WHAT NEEDS TO BE DONE - Skip the pictures. Copy all the rest of the records down exactly.

PROVIDED MATERIAL -
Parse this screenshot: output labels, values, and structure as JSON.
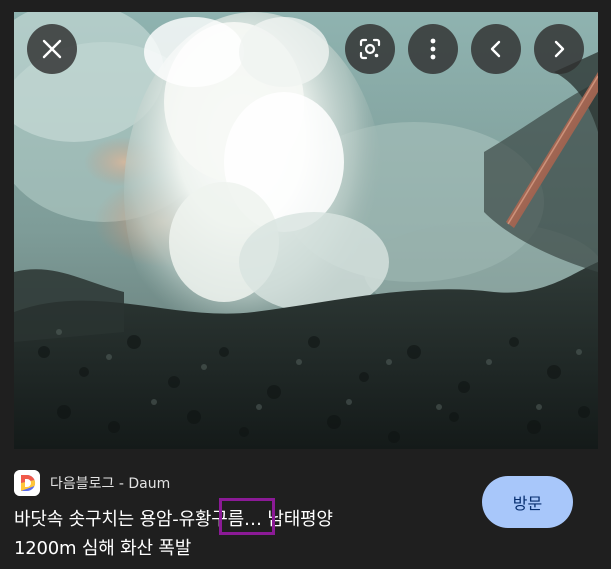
{
  "image": {
    "alt_icon": "photo"
  },
  "controls": {
    "close_icon": "close-icon",
    "lens_icon": "google-lens-icon",
    "more_icon": "more-vertical-icon",
    "prev_icon": "chevron-left-icon",
    "next_icon": "chevron-right-icon"
  },
  "source": {
    "favicon_letter": "D",
    "name": "다음블로그 - Daum"
  },
  "title": {
    "line1": "바닷속 솟구치는 용암-유황구름… 남태평양",
    "line2": "1200m 심해 화산 폭발"
  },
  "visit_button": {
    "label": "방문"
  },
  "colors": {
    "background": "#1f1f1f",
    "visit_button_bg": "#a8c7fa",
    "highlight": "#8b1a96"
  }
}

ANSWER TO THIS EXERCISE -
Parse this screenshot: output labels, values, and structure as JSON.
{
  "image": {
    "alt_icon": "photo"
  },
  "controls": {
    "close_icon": "close-icon",
    "lens_icon": "google-lens-icon",
    "more_icon": "more-vertical-icon",
    "prev_icon": "chevron-left-icon",
    "next_icon": "chevron-right-icon"
  },
  "source": {
    "favicon_letter": "D",
    "name": "다음블로그 - Daum"
  },
  "title": {
    "line1": "바닷속 솟구치는 용암-유황구름… 남태평양",
    "line2": "1200m 심해 화산 폭발"
  },
  "visit_button": {
    "label": "방문"
  },
  "colors": {
    "background": "#1f1f1f",
    "visit_button_bg": "#a8c7fa",
    "highlight": "#8b1a96"
  }
}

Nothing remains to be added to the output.